Set exercise =
Can you pull out each line of the data below that includes the word "aktualne"?

Dataset records
▶
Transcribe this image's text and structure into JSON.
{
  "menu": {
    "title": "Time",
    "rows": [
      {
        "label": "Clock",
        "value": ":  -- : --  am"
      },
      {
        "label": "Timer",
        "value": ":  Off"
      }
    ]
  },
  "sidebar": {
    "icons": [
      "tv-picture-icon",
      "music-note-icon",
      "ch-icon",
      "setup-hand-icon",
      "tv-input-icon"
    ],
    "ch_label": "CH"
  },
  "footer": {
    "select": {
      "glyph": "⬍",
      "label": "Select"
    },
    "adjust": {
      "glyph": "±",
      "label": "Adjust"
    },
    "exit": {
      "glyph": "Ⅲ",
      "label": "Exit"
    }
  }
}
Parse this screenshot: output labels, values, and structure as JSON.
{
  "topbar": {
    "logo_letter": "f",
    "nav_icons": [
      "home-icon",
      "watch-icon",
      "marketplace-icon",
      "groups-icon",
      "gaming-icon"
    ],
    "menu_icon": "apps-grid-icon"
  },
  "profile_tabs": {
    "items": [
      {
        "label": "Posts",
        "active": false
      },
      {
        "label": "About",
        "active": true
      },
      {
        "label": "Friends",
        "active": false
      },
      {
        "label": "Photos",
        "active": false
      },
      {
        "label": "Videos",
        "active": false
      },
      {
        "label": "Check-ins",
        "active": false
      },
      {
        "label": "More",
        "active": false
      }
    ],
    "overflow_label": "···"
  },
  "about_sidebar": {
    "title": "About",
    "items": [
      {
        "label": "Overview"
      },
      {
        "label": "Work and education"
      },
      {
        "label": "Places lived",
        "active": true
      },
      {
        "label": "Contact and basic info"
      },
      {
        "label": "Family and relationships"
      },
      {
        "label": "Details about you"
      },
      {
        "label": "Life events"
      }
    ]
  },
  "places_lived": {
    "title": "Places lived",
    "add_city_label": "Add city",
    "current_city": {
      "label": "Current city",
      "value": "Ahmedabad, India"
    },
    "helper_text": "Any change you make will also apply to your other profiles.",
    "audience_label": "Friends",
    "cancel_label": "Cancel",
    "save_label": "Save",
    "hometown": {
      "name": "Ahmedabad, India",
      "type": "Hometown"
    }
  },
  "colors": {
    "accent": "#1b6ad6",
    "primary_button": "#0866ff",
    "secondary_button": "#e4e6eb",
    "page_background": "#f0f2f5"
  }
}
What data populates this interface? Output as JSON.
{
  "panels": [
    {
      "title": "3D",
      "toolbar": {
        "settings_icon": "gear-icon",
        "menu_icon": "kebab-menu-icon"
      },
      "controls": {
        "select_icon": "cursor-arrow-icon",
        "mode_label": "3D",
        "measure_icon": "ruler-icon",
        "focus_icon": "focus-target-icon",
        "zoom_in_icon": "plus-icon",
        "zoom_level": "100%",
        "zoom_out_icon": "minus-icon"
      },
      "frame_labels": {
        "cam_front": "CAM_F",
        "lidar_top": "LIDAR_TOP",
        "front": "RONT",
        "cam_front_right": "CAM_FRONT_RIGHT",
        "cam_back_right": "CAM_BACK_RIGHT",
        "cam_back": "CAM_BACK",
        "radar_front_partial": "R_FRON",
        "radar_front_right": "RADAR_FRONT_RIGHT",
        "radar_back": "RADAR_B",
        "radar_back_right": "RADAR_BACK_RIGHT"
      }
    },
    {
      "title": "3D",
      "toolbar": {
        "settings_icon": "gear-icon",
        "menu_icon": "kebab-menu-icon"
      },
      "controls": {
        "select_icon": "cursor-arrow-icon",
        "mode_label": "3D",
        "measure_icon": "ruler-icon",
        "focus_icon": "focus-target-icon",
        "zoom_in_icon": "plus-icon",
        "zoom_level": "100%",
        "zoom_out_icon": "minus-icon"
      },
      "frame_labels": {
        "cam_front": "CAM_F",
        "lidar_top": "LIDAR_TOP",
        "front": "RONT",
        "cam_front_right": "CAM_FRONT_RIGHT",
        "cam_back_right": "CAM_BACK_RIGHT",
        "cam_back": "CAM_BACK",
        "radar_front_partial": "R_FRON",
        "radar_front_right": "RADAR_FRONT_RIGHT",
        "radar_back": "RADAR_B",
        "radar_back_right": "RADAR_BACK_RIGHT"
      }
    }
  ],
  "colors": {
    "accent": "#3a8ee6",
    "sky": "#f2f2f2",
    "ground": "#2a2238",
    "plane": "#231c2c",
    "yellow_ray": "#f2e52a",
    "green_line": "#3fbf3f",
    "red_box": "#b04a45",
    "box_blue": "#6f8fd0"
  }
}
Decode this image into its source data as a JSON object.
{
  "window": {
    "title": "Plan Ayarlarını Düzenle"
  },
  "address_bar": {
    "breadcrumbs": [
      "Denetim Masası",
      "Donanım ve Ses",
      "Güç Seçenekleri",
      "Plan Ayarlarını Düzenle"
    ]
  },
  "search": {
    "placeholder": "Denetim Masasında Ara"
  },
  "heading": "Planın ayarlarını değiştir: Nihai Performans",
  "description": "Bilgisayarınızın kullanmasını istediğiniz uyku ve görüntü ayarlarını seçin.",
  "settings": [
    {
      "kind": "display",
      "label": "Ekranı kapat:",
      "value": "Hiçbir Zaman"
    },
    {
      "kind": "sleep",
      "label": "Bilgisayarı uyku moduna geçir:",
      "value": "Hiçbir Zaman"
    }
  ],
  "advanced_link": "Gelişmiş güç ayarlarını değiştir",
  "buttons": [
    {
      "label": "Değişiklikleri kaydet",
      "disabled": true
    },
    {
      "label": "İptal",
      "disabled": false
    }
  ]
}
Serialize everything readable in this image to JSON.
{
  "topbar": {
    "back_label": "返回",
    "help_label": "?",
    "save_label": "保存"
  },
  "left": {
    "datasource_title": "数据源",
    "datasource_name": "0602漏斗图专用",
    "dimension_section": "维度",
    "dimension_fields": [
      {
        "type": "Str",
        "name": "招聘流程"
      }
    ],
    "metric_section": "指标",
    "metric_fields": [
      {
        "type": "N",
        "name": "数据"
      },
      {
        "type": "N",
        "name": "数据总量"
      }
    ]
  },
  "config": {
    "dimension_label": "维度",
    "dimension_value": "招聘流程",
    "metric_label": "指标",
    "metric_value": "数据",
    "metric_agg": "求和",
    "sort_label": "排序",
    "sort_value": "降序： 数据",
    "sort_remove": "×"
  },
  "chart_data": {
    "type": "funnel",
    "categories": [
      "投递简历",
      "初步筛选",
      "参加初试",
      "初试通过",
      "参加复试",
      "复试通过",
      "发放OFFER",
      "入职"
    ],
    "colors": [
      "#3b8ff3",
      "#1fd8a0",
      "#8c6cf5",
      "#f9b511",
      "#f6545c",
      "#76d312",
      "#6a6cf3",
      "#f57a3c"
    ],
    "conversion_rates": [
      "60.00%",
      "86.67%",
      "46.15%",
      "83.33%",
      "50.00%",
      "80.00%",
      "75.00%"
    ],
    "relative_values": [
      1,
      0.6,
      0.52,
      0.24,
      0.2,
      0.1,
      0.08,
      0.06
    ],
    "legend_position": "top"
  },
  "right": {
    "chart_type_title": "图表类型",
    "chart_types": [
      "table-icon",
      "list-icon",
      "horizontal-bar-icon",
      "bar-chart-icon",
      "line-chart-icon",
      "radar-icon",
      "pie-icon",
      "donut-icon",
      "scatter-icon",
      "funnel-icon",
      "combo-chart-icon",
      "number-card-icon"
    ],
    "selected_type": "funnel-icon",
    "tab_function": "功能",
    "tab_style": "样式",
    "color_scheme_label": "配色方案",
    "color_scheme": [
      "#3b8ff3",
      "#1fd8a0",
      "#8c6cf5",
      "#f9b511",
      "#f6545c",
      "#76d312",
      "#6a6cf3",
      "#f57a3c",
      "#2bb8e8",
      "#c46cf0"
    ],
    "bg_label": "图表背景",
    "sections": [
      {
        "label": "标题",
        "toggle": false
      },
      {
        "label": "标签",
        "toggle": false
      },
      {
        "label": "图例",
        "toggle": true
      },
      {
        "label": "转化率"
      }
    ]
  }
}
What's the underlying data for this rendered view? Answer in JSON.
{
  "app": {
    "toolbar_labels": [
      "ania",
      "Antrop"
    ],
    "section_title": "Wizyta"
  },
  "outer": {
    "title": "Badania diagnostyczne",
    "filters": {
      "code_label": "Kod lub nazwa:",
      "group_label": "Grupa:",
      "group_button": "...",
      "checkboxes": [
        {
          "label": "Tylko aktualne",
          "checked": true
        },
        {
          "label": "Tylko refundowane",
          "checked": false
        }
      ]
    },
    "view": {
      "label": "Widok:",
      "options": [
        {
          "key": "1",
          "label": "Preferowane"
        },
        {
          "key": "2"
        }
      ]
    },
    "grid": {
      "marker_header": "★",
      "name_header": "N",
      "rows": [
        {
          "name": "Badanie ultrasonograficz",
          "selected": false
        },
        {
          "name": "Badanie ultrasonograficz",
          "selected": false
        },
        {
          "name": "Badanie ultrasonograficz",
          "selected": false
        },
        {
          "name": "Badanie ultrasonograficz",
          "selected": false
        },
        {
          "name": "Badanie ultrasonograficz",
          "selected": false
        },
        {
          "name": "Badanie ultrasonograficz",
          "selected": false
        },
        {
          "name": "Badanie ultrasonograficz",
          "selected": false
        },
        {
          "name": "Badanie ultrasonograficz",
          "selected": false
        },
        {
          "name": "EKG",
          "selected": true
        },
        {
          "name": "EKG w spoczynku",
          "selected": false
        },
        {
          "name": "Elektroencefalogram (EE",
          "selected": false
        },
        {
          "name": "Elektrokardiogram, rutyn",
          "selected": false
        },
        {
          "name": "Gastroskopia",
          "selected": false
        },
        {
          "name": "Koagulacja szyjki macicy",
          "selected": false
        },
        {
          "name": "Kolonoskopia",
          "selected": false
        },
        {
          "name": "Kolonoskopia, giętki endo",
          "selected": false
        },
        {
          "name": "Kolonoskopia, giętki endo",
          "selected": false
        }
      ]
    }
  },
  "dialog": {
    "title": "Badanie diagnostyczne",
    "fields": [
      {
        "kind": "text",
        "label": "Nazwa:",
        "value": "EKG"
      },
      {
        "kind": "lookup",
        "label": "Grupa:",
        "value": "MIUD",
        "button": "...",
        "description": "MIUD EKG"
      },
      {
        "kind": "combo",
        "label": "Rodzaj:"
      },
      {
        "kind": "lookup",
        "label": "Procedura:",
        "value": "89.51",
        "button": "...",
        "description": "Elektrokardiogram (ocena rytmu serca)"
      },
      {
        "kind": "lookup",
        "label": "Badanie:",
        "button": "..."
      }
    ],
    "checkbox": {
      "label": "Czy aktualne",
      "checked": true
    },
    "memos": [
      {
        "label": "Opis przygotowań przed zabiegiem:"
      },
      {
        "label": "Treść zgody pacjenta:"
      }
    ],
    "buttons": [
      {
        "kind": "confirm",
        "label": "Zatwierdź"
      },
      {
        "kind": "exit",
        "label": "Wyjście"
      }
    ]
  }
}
◀
Response to the task =
          "label": "Tylko aktualne",
      "label": "Czy aktualne",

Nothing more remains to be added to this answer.